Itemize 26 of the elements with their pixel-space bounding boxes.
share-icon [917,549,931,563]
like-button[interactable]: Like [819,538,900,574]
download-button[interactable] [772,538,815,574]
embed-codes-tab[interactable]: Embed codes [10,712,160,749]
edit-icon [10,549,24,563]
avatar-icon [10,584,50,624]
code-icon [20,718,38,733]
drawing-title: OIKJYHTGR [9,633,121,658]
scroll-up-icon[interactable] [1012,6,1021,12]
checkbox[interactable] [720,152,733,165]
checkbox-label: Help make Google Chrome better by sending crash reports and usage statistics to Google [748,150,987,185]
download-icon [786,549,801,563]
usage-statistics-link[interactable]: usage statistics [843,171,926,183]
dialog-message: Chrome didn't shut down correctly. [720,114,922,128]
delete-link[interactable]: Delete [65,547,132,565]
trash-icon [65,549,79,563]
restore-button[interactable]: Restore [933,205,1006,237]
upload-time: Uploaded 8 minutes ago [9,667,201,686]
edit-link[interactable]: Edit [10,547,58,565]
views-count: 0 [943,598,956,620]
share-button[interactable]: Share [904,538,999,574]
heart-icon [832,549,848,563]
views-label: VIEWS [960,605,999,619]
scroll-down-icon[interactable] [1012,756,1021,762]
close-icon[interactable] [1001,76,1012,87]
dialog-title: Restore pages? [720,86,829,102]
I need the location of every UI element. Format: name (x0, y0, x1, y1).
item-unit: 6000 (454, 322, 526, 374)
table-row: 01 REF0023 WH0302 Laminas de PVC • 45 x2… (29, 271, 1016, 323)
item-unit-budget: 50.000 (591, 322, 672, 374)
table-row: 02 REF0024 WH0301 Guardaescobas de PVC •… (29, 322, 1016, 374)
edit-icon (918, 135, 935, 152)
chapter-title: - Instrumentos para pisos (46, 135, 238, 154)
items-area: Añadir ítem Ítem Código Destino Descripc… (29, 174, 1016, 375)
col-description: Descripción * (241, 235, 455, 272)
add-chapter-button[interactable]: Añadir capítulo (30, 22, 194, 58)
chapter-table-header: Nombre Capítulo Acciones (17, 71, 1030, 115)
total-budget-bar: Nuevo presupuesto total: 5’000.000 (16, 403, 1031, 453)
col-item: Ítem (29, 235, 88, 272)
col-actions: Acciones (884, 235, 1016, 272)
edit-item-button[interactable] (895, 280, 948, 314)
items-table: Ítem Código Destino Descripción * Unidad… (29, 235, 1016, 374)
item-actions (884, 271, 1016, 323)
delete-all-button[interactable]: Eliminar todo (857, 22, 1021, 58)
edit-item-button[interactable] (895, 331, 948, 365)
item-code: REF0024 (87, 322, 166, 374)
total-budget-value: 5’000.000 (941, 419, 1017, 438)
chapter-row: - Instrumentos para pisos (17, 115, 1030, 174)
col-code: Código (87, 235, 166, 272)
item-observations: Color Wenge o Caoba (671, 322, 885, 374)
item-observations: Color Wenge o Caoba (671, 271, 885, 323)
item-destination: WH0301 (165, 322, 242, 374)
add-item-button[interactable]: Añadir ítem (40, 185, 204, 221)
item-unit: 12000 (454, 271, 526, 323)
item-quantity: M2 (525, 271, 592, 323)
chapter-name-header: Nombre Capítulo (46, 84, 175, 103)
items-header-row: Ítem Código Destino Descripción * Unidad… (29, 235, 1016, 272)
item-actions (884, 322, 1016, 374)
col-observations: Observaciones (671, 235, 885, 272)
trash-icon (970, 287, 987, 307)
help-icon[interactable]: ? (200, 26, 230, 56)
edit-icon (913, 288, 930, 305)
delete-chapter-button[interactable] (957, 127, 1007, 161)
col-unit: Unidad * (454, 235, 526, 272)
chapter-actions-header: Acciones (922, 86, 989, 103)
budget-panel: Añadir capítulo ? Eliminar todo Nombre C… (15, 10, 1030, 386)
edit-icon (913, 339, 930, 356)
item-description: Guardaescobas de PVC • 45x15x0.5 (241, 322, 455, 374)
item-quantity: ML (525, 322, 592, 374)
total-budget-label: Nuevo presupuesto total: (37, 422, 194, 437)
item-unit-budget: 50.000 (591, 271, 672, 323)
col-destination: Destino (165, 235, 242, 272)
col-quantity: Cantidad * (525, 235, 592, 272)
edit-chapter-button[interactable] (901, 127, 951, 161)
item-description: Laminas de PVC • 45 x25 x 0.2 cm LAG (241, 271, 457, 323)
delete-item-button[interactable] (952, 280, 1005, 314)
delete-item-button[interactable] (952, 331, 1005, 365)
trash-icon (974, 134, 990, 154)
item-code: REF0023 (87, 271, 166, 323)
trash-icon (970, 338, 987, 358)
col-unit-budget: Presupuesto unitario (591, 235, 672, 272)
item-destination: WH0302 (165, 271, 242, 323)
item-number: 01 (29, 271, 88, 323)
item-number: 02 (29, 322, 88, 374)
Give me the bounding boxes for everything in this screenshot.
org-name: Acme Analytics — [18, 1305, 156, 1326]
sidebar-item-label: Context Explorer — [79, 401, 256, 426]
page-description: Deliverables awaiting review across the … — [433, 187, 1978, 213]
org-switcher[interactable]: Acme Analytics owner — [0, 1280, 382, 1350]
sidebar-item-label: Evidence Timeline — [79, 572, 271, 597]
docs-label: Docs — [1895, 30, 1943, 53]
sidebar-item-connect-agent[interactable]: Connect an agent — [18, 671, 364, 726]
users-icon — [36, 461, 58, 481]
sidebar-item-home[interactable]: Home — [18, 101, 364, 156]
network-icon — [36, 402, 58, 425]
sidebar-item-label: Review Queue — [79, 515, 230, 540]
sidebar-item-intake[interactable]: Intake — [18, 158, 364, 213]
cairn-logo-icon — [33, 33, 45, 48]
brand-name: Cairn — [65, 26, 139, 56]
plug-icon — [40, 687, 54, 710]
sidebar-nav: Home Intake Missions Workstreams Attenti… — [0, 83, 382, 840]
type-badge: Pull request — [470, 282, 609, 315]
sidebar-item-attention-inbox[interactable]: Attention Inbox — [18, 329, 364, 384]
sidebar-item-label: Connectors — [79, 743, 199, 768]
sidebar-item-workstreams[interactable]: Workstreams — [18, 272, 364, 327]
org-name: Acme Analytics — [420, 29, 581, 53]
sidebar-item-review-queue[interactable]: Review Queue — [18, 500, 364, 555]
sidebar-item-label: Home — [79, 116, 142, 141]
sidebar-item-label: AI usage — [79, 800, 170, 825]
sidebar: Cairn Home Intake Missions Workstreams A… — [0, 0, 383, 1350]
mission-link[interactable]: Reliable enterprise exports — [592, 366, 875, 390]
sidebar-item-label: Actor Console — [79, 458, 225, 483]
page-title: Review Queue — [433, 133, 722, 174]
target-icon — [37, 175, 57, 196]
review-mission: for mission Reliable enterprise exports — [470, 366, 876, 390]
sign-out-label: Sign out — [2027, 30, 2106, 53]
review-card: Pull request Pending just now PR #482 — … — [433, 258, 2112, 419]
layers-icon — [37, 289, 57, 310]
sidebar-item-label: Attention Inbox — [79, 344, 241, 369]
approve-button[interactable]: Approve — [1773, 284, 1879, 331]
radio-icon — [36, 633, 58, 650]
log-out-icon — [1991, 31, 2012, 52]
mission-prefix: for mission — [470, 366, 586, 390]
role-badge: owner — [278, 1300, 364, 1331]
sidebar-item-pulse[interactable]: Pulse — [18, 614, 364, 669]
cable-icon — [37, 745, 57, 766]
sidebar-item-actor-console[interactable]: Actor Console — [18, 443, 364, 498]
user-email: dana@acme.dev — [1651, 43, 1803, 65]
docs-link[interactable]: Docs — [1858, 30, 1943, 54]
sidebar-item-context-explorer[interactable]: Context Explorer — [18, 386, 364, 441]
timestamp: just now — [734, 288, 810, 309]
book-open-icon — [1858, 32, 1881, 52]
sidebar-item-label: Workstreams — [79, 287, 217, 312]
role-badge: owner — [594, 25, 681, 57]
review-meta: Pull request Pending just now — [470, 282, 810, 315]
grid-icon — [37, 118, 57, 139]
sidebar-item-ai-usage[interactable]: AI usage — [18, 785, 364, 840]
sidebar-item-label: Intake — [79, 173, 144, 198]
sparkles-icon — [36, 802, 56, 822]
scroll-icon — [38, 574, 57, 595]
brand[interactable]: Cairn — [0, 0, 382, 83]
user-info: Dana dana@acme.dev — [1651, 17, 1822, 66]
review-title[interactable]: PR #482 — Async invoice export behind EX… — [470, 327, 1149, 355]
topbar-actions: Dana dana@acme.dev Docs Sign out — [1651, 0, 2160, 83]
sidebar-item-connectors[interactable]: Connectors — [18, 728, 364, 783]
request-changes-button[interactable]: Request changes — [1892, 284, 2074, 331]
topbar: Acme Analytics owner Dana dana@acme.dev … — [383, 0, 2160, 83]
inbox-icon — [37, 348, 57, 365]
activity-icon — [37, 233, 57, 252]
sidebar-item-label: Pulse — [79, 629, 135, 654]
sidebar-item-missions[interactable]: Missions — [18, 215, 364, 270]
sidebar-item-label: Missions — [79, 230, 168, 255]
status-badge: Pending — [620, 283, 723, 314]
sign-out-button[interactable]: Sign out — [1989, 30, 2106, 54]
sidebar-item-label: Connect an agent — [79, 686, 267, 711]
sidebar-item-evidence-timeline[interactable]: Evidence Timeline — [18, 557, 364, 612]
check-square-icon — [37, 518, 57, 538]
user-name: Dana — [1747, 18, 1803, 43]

━━━

• Work instructions:
Reproduce verbatim every line from the first line of the entries through the line containing "edit-icon [10,549,24,563]", inclusive.

• Task answer:
Itemize 26 of the elements with their pixel-space bounding boxes.
share-icon [917,549,931,563]
like-button[interactable]: Like [819,538,900,574]
download-button[interactable] [772,538,815,574]
embed-codes-tab[interactable]: Embed codes [10,712,160,749]
edit-icon [10,549,24,563]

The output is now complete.